▼▼▼

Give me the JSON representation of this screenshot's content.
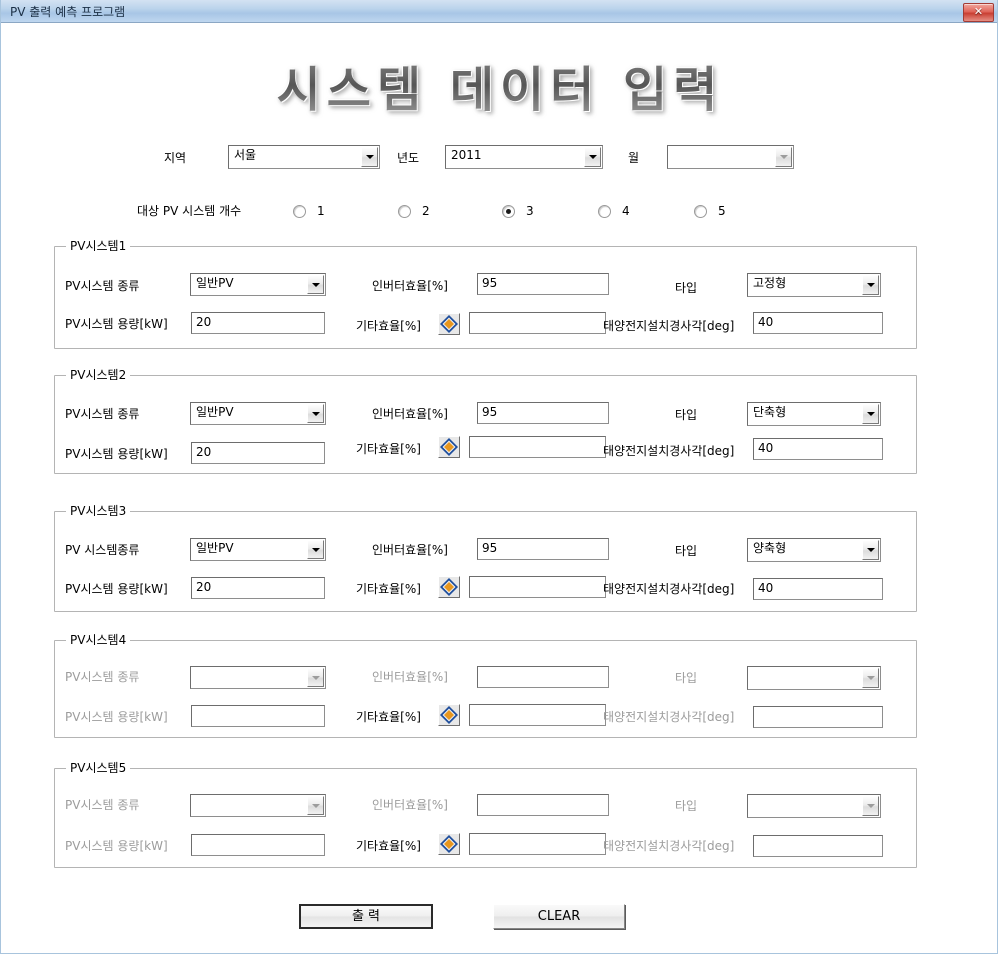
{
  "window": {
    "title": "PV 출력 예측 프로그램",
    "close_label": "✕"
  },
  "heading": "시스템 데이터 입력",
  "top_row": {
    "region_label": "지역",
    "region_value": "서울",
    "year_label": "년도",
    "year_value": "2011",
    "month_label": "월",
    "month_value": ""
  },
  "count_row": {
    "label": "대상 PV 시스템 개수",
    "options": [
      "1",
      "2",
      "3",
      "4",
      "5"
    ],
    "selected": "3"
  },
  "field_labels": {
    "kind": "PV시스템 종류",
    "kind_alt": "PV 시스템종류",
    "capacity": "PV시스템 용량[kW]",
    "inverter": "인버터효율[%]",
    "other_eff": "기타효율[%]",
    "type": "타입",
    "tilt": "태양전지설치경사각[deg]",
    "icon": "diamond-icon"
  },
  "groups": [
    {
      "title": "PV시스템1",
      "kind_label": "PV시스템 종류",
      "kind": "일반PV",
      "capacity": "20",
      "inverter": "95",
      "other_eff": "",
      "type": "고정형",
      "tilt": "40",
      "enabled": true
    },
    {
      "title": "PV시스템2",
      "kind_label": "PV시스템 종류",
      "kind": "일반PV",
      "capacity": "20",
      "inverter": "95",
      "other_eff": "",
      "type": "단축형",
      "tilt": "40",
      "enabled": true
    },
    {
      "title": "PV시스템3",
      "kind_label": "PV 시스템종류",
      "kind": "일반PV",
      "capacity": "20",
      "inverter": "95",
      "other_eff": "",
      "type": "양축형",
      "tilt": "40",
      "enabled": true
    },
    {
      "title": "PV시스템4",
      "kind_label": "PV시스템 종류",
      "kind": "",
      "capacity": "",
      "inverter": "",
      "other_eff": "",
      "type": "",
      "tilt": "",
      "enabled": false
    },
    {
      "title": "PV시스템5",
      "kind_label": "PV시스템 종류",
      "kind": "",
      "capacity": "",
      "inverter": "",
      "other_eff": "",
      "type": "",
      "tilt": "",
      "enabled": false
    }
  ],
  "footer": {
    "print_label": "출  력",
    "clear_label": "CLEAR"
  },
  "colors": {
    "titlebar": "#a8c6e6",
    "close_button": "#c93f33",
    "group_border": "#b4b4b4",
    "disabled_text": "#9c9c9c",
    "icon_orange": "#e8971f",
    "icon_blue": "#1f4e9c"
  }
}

▲▲▲

INSTRUCTIONS TO FOLLOW
Leave out the pictures and return every record word for word.

RESULT BELOW
Give me the JSON representation of this screenshot's content.
{
  "window": {
    "title": "PV 출력 예측 프로그램",
    "close_label": "✕"
  },
  "heading": "시스템 데이터 입력",
  "top_row": {
    "region_label": "지역",
    "region_value": "서울",
    "year_label": "년도",
    "year_value": "2011",
    "month_label": "월",
    "month_value": ""
  },
  "count_row": {
    "label": "대상 PV 시스템 개수",
    "options": [
      "1",
      "2",
      "3",
      "4",
      "5"
    ],
    "selected": "3"
  },
  "field_labels": {
    "kind": "PV시스템 종류",
    "kind_alt": "PV 시스템종류",
    "capacity": "PV시스템 용량[kW]",
    "inverter": "인버터효율[%]",
    "other_eff": "기타효율[%]",
    "type": "타입",
    "tilt": "태양전지설치경사각[deg]",
    "icon": "diamond-icon"
  },
  "groups": [
    {
      "title": "PV시스템1",
      "kind_label": "PV시스템 종류",
      "kind": "일반PV",
      "capacity": "20",
      "inverter": "95",
      "other_eff": "",
      "type": "고정형",
      "tilt": "40",
      "enabled": true
    },
    {
      "title": "PV시스템2",
      "kind_label": "PV시스템 종류",
      "kind": "일반PV",
      "capacity": "20",
      "inverter": "95",
      "other_eff": "",
      "type": "단축형",
      "tilt": "40",
      "enabled": true
    },
    {
      "title": "PV시스템3",
      "kind_label": "PV 시스템종류",
      "kind": "일반PV",
      "capacity": "20",
      "inverter": "95",
      "other_eff": "",
      "type": "양축형",
      "tilt": "40",
      "enabled": true
    },
    {
      "title": "PV시스템4",
      "kind_label": "PV시스템 종류",
      "kind": "",
      "capacity": "",
      "inverter": "",
      "other_eff": "",
      "type": "",
      "tilt": "",
      "enabled": false
    },
    {
      "title": "PV시스템5",
      "kind_label": "PV시스템 종류",
      "kind": "",
      "capacity": "",
      "inverter": "",
      "other_eff": "",
      "type": "",
      "tilt": "",
      "enabled": false
    }
  ],
  "footer": {
    "print_label": "출  력",
    "clear_label": "CLEAR"
  },
  "colors": {
    "titlebar": "#a8c6e6",
    "close_button": "#c93f33",
    "group_border": "#b4b4b4",
    "disabled_text": "#9c9c9c",
    "icon_orange": "#e8971f",
    "icon_blue": "#1f4e9c"
  }
}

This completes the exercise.